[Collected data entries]
----------------------------------------
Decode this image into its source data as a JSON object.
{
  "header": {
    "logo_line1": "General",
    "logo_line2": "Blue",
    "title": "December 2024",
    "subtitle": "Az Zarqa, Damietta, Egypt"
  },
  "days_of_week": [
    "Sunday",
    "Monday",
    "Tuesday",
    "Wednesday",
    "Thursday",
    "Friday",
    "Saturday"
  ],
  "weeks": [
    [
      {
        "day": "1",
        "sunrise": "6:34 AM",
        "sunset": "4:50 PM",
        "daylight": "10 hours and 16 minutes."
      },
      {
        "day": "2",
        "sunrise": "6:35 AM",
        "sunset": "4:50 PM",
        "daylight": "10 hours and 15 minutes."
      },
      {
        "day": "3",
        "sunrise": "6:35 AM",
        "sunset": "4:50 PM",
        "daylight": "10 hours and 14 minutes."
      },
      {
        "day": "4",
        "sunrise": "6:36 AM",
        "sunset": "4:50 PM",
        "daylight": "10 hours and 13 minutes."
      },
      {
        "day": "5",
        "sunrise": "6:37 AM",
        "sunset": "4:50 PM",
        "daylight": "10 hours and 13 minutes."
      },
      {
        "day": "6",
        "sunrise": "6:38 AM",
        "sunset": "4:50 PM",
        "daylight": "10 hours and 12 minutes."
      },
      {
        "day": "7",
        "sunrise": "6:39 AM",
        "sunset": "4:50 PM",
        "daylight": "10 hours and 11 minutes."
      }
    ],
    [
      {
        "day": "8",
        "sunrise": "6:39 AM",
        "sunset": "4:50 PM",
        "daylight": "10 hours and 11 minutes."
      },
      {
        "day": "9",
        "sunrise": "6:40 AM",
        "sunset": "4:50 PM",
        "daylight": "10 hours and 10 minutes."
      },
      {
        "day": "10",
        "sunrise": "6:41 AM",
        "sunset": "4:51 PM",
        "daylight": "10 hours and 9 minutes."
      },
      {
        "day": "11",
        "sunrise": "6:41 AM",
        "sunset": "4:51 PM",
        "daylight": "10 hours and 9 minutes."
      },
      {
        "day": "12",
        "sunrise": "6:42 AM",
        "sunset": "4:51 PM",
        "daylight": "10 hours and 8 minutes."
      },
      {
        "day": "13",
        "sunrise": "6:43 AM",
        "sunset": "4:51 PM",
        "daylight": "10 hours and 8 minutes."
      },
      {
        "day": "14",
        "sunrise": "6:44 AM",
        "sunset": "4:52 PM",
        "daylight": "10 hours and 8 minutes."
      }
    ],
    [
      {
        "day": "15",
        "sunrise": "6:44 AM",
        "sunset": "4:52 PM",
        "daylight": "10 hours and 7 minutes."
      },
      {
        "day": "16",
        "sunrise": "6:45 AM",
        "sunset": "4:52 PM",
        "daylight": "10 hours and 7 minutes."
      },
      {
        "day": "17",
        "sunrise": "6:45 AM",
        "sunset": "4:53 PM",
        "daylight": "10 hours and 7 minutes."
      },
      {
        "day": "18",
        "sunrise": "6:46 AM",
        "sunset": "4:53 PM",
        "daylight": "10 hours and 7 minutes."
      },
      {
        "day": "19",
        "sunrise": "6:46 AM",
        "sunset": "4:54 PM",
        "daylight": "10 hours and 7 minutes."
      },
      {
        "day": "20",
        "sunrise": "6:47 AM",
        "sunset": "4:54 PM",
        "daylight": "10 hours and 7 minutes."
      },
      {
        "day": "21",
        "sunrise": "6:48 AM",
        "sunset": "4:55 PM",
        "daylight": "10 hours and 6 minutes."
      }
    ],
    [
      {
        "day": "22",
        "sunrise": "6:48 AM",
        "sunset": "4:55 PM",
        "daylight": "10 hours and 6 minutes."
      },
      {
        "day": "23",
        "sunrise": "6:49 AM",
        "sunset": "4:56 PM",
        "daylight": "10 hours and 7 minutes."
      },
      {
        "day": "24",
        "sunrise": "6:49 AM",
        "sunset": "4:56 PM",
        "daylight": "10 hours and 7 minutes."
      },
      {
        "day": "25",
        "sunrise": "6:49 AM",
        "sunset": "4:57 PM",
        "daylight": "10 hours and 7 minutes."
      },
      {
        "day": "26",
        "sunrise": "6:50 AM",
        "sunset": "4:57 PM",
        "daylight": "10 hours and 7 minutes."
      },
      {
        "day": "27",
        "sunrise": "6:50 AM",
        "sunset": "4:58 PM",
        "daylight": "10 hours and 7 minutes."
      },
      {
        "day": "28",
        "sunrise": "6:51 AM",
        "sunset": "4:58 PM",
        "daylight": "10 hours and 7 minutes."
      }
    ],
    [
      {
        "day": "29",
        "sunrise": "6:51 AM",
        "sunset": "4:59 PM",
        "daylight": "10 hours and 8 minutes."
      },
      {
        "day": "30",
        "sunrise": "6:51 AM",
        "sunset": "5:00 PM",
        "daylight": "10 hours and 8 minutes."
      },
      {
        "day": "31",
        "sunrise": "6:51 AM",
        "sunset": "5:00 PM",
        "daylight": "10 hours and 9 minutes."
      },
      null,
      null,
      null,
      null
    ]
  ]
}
----------------------------------------
Instructions to follow:
Show the data once more, exactly as it was written.

Answer in full:
Decode this image into its source data as a JSON object.
{
  "header": {
    "logo_line1": "General",
    "logo_line2": "Blue",
    "title": "December 2024",
    "subtitle": "Az Zarqa, Damietta, Egypt"
  },
  "days_of_week": [
    "Sunday",
    "Monday",
    "Tuesday",
    "Wednesday",
    "Thursday",
    "Friday",
    "Saturday"
  ],
  "weeks": [
    [
      {
        "day": "1",
        "sunrise": "6:34 AM",
        "sunset": "4:50 PM",
        "daylight": "10 hours and 16 minutes."
      },
      {
        "day": "2",
        "sunrise": "6:35 AM",
        "sunset": "4:50 PM",
        "daylight": "10 hours and 15 minutes."
      },
      {
        "day": "3",
        "sunrise": "6:35 AM",
        "sunset": "4:50 PM",
        "daylight": "10 hours and 14 minutes."
      },
      {
        "day": "4",
        "sunrise": "6:36 AM",
        "sunset": "4:50 PM",
        "daylight": "10 hours and 13 minutes."
      },
      {
        "day": "5",
        "sunrise": "6:37 AM",
        "sunset": "4:50 PM",
        "daylight": "10 hours and 13 minutes."
      },
      {
        "day": "6",
        "sunrise": "6:38 AM",
        "sunset": "4:50 PM",
        "daylight": "10 hours and 12 minutes."
      },
      {
        "day": "7",
        "sunrise": "6:39 AM",
        "sunset": "4:50 PM",
        "daylight": "10 hours and 11 minutes."
      }
    ],
    [
      {
        "day": "8",
        "sunrise": "6:39 AM",
        "sunset": "4:50 PM",
        "daylight": "10 hours and 11 minutes."
      },
      {
        "day": "9",
        "sunrise": "6:40 AM",
        "sunset": "4:50 PM",
        "daylight": "10 hours and 10 minutes."
      },
      {
        "day": "10",
        "sunrise": "6:41 AM",
        "sunset": "4:51 PM",
        "daylight": "10 hours and 9 minutes."
      },
      {
        "day": "11",
        "sunrise": "6:41 AM",
        "sunset": "4:51 PM",
        "daylight": "10 hours and 9 minutes."
      },
      {
        "day": "12",
        "sunrise": "6:42 AM",
        "sunset": "4:51 PM",
        "daylight": "10 hours and 8 minutes."
      },
      {
        "day": "13",
        "sunrise": "6:43 AM",
        "sunset": "4:51 PM",
        "daylight": "10 hours and 8 minutes."
      },
      {
        "day": "14",
        "sunrise": "6:44 AM",
        "sunset": "4:52 PM",
        "daylight": "10 hours and 8 minutes."
      }
    ],
    [
      {
        "day": "15",
        "sunrise": "6:44 AM",
        "sunset": "4:52 PM",
        "daylight": "10 hours and 7 minutes."
      },
      {
        "day": "16",
        "sunrise": "6:45 AM",
        "sunset": "4:52 PM",
        "daylight": "10 hours and 7 minutes."
      },
      {
        "day": "17",
        "sunrise": "6:45 AM",
        "sunset": "4:53 PM",
        "daylight": "10 hours and 7 minutes."
      },
      {
        "day": "18",
        "sunrise": "6:46 AM",
        "sunset": "4:53 PM",
        "daylight": "10 hours and 7 minutes."
      },
      {
        "day": "19",
        "sunrise": "6:46 AM",
        "sunset": "4:54 PM",
        "daylight": "10 hours and 7 minutes."
      },
      {
        "day": "20",
        "sunrise": "6:47 AM",
        "sunset": "4:54 PM",
        "daylight": "10 hours and 7 minutes."
      },
      {
        "day": "21",
        "sunrise": "6:48 AM",
        "sunset": "4:55 PM",
        "daylight": "10 hours and 6 minutes."
      }
    ],
    [
      {
        "day": "22",
        "sunrise": "6:48 AM",
        "sunset": "4:55 PM",
        "daylight": "10 hours and 6 minutes."
      },
      {
        "day": "23",
        "sunrise": "6:49 AM",
        "sunset": "4:56 PM",
        "daylight": "10 hours and 7 minutes."
      },
      {
        "day": "24",
        "sunrise": "6:49 AM",
        "sunset": "4:56 PM",
        "daylight": "10 hours and 7 minutes."
      },
      {
        "day": "25",
        "sunrise": "6:49 AM",
        "sunset": "4:57 PM",
        "daylight": "10 hours and 7 minutes."
      },
      {
        "day": "26",
        "sunrise": "6:50 AM",
        "sunset": "4:57 PM",
        "daylight": "10 hours and 7 minutes."
      },
      {
        "day": "27",
        "sunrise": "6:50 AM",
        "sunset": "4:58 PM",
        "daylight": "10 hours and 7 minutes."
      },
      {
        "day": "28",
        "sunrise": "6:51 AM",
        "sunset": "4:58 PM",
        "daylight": "10 hours and 7 minutes."
      }
    ],
    [
      {
        "day": "29",
        "sunrise": "6:51 AM",
        "sunset": "4:59 PM",
        "daylight": "10 hours and 8 minutes."
      },
      {
        "day": "30",
        "sunrise": "6:51 AM",
        "sunset": "5:00 PM",
        "daylight": "10 hours and 8 minutes."
      },
      {
        "day": "31",
        "sunrise": "6:51 AM",
        "sunset": "5:00 PM",
        "daylight": "10 hours and 9 minutes."
      },
      null,
      null,
      null,
      null
    ]
  ]
}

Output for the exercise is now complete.